• [TASK DETAILS]: Work through the data below and give the number of lines holding "title", nothing more.

+ + + +

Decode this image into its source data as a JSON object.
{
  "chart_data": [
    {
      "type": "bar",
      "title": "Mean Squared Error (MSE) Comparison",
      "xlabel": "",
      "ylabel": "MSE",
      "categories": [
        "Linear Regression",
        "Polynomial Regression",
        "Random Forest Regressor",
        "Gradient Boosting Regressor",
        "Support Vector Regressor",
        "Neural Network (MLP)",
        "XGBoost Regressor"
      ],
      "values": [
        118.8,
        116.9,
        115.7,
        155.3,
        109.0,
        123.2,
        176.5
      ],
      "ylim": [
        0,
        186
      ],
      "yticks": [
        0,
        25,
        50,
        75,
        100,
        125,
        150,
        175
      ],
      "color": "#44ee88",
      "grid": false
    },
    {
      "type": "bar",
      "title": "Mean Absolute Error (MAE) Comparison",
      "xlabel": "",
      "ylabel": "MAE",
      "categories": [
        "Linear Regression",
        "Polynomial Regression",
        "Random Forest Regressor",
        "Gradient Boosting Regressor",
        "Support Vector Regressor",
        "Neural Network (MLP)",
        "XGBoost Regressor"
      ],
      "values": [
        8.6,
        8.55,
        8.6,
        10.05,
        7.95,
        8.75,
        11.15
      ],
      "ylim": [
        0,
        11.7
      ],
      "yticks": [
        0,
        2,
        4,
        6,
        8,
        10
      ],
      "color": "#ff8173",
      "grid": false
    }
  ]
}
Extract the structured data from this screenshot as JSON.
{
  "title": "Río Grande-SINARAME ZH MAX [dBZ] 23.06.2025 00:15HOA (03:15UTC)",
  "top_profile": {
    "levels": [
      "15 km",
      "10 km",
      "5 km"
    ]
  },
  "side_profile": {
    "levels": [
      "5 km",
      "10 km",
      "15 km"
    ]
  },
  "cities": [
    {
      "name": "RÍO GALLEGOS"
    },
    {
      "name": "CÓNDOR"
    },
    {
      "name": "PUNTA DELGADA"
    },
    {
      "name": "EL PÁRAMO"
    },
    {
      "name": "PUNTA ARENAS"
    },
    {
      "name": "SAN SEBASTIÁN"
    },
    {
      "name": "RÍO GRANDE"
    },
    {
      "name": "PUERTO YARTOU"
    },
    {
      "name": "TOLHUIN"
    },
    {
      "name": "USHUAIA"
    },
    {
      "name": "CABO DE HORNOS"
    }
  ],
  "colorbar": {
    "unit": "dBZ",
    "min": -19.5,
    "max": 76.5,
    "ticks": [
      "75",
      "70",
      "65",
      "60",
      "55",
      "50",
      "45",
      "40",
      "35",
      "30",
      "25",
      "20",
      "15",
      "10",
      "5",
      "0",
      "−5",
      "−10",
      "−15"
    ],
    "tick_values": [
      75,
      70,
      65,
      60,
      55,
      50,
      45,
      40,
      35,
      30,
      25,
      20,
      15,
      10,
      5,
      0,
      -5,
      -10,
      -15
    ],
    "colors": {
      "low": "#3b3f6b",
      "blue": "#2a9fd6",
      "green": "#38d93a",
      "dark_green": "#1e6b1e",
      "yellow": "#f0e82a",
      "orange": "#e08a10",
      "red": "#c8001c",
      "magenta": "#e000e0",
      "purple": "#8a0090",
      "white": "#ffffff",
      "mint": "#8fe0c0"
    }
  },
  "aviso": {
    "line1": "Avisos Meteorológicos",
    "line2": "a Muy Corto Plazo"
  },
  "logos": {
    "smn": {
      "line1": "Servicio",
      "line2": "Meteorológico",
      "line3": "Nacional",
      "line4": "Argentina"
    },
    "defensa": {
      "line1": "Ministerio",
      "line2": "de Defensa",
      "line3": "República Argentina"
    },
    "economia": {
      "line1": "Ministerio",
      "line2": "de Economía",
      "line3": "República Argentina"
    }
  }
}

+ + + +

• [RESPONSE]: 3